Your task is to output all the records below, word for word.

* start Material provided *

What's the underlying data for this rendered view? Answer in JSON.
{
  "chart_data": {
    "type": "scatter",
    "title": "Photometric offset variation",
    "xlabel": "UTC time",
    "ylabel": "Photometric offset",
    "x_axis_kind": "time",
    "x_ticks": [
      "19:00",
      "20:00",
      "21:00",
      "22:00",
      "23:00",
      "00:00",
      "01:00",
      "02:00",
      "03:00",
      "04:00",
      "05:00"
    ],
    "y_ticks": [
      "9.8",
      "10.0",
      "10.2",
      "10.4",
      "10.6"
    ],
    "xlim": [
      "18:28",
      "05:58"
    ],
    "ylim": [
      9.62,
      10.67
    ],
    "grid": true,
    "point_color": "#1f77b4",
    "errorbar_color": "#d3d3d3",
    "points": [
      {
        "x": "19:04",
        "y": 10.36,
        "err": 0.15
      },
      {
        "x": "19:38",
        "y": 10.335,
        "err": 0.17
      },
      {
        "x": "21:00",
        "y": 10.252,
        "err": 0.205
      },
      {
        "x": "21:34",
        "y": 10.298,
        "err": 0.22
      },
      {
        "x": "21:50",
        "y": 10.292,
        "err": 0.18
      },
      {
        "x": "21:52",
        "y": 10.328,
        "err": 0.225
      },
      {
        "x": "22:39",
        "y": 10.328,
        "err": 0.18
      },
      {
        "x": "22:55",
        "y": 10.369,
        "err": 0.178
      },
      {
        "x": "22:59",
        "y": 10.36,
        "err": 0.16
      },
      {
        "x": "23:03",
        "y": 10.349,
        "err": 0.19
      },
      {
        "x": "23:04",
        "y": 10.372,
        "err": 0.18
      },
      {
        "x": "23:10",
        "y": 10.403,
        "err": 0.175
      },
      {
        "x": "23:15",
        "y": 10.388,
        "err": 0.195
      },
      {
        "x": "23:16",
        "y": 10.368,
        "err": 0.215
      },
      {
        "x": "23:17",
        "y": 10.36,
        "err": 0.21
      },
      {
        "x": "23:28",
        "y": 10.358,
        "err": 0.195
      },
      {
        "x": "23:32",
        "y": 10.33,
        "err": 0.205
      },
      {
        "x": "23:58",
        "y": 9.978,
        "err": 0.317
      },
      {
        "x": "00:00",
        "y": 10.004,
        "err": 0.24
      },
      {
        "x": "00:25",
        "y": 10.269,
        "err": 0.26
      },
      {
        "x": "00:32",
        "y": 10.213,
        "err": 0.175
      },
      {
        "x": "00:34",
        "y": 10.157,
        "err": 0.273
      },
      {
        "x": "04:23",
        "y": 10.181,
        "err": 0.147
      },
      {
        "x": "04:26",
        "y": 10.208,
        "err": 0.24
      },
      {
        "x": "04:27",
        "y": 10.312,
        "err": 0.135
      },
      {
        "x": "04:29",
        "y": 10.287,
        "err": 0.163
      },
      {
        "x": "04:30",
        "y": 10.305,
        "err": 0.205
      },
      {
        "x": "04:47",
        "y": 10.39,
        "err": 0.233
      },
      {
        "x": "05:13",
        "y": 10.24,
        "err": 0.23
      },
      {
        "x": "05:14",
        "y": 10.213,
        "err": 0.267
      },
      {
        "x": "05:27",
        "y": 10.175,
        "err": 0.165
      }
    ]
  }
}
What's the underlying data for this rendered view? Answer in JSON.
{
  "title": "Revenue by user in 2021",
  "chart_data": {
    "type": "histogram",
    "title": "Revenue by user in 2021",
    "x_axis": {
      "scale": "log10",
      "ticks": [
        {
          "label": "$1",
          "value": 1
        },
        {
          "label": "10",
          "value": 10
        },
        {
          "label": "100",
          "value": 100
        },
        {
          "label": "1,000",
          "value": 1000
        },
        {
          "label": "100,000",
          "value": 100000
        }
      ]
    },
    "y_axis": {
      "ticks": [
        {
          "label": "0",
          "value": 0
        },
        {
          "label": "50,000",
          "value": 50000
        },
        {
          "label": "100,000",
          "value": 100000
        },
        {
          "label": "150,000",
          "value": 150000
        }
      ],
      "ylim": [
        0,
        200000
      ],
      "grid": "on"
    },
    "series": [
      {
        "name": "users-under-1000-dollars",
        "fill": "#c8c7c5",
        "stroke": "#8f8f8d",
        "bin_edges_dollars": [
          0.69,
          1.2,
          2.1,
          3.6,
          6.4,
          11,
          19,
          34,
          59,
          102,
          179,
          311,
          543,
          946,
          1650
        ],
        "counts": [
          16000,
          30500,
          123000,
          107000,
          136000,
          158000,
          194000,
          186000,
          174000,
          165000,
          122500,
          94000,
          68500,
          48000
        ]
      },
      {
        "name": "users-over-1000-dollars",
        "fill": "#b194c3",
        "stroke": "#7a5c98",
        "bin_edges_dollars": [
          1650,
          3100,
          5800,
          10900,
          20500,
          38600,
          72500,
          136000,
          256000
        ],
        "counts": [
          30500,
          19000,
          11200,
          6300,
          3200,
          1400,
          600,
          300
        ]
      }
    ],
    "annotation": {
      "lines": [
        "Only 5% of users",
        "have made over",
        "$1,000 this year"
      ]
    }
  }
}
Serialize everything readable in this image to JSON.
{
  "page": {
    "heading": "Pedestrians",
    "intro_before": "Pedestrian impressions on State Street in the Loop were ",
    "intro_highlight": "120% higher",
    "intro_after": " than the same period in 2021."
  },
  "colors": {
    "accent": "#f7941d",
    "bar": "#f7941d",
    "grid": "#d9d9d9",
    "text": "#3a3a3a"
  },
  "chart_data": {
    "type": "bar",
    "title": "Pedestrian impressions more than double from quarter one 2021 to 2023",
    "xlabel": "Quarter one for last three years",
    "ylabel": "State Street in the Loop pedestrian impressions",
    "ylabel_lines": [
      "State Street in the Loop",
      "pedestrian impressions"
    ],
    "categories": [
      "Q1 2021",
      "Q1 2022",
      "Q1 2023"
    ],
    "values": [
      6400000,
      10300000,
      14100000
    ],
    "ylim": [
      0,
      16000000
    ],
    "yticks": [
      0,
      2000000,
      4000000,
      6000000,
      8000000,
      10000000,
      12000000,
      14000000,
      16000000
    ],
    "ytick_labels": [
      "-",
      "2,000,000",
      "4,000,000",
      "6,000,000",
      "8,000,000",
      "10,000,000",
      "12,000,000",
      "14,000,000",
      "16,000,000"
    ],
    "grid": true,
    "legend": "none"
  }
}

* end Material provided *

### Exercise response
What's the underlying data for this rendered view? Answer in JSON.
{
  "chart_data": {
    "type": "scatter",
    "title": "Photometric offset variation",
    "xlabel": "UTC time",
    "ylabel": "Photometric offset",
    "x_axis_kind": "time",
    "x_ticks": [
      "19:00",
      "20:00",
      "21:00",
      "22:00",
      "23:00",
      "00:00",
      "01:00",
      "02:00",
      "03:00",
      "04:00",
      "05:00"
    ],
    "y_ticks": [
      "9.8",
      "10.0",
      "10.2",
      "10.4",
      "10.6"
    ],
    "xlim": [
      "18:28",
      "05:58"
    ],
    "ylim": [
      9.62,
      10.67
    ],
    "grid": true,
    "point_color": "#1f77b4",
    "errorbar_color": "#d3d3d3",
    "points": [
      {
        "x": "19:04",
        "y": 10.36,
        "err": 0.15
      },
      {
        "x": "19:38",
        "y": 10.335,
        "err": 0.17
      },
      {
        "x": "21:00",
        "y": 10.252,
        "err": 0.205
      },
      {
        "x": "21:34",
        "y": 10.298,
        "err": 0.22
      },
      {
        "x": "21:50",
        "y": 10.292,
        "err": 0.18
      },
      {
        "x": "21:52",
        "y": 10.328,
        "err": 0.225
      },
      {
        "x": "22:39",
        "y": 10.328,
        "err": 0.18
      },
      {
        "x": "22:55",
        "y": 10.369,
        "err": 0.178
      },
      {
        "x": "22:59",
        "y": 10.36,
        "err": 0.16
      },
      {
        "x": "23:03",
        "y": 10.349,
        "err": 0.19
      },
      {
        "x": "23:04",
        "y": 10.372,
        "err": 0.18
      },
      {
        "x": "23:10",
        "y": 10.403,
        "err": 0.175
      },
      {
        "x": "23:15",
        "y": 10.388,
        "err": 0.195
      },
      {
        "x": "23:16",
        "y": 10.368,
        "err": 0.215
      },
      {
        "x": "23:17",
        "y": 10.36,
        "err": 0.21
      },
      {
        "x": "23:28",
        "y": 10.358,
        "err": 0.195
      },
      {
        "x": "23:32",
        "y": 10.33,
        "err": 0.205
      },
      {
        "x": "23:58",
        "y": 9.978,
        "err": 0.317
      },
      {
        "x": "00:00",
        "y": 10.004,
        "err": 0.24
      },
      {
        "x": "00:25",
        "y": 10.269,
        "err": 0.26
      },
      {
        "x": "00:32",
        "y": 10.213,
        "err": 0.175
      },
      {
        "x": "00:34",
        "y": 10.157,
        "err": 0.273
      },
      {
        "x": "04:23",
        "y": 10.181,
        "err": 0.147
      },
      {
        "x": "04:26",
        "y": 10.208,
        "err": 0.24
      },
      {
        "x": "04:27",
        "y": 10.312,
        "err": 0.135
      },
      {
        "x": "04:29",
        "y": 10.287,
        "err": 0.163
      },
      {
        "x": "04:30",
        "y": 10.305,
        "err": 0.205
      },
      {
        "x": "04:47",
        "y": 10.39,
        "err": 0.233
      },
      {
        "x": "05:13",
        "y": 10.24,
        "err": 0.23
      },
      {
        "x": "05:14",
        "y": 10.213,
        "err": 0.267
      },
      {
        "x": "05:27",
        "y": 10.175,
        "err": 0.165
      }
    ]
  }
}
What's the underlying data for this rendered view? Answer in JSON.
{
  "title": "Revenue by user in 2021",
  "chart_data": {
    "type": "histogram",
    "title": "Revenue by user in 2021",
    "x_axis": {
      "scale": "log10",
      "ticks": [
        {
          "label": "$1",
          "value": 1
        },
        {
          "label": "10",
          "value": 10
        },
        {
          "label": "100",
          "value": 100
        },
        {
          "label": "1,000",
          "value": 1000
        },
        {
          "label": "100,000",
          "value": 100000
        }
      ]
    },
    "y_axis": {
      "ticks": [
        {
          "label": "0",
          "value": 0
        },
        {
          "label": "50,000",
          "value": 50000
        },
        {
          "label": "100,000",
          "value": 100000
        },
        {
          "label": "150,000",
          "value": 150000
        }
      ],
      "ylim": [
        0,
        200000
      ],
      "grid": "on"
    },
    "series": [
      {
        "name": "users-under-1000-dollars",
        "fill": "#c8c7c5",
        "stroke": "#8f8f8d",
        "bin_edges_dollars": [
          0.69,
          1.2,
          2.1,
          3.6,
          6.4,
          11,
          19,
          34,
          59,
          102,
          179,
          311,
          543,
          946,
          1650
        ],
        "counts": [
          16000,
          30500,
          123000,
          107000,
          136000,
          158000,
          194000,
          186000,
          174000,
          165000,
          122500,
          94000,
          68500,
          48000
        ]
      },
      {
        "name": "users-over-1000-dollars",
        "fill": "#b194c3",
        "stroke": "#7a5c98",
        "bin_edges_dollars": [
          1650,
          3100,
          5800,
          10900,
          20500,
          38600,
          72500,
          136000,
          256000
        ],
        "counts": [
          30500,
          19000,
          11200,
          6300,
          3200,
          1400,
          600,
          300
        ]
      }
    ],
    "annotation": {
      "lines": [
        "Only 5% of users",
        "have made over",
        "$1,000 this year"
      ]
    }
  }
}
Serialize everything readable in this image to JSON.
{
  "page": {
    "heading": "Pedestrians",
    "intro_before": "Pedestrian impressions on State Street in the Loop were ",
    "intro_highlight": "120% higher",
    "intro_after": " than the same period in 2021."
  },
  "colors": {
    "accent": "#f7941d",
    "bar": "#f7941d",
    "grid": "#d9d9d9",
    "text": "#3a3a3a"
  },
  "chart_data": {
    "type": "bar",
    "title": "Pedestrian impressions more than double from quarter one 2021 to 2023",
    "xlabel": "Quarter one for last three years",
    "ylabel": "State Street in the Loop pedestrian impressions",
    "ylabel_lines": [
      "State Street in the Loop",
      "pedestrian impressions"
    ],
    "categories": [
      "Q1 2021",
      "Q1 2022",
      "Q1 2023"
    ],
    "values": [
      6400000,
      10300000,
      14100000
    ],
    "ylim": [
      0,
      16000000
    ],
    "yticks": [
      0,
      2000000,
      4000000,
      6000000,
      8000000,
      10000000,
      12000000,
      14000000,
      16000000
    ],
    "ytick_labels": [
      "-",
      "2,000,000",
      "4,000,000",
      "6,000,000",
      "8,000,000",
      "10,000,000",
      "12,000,000",
      "14,000,000",
      "16,000,000"
    ],
    "grid": true,
    "legend": "none"
  }
}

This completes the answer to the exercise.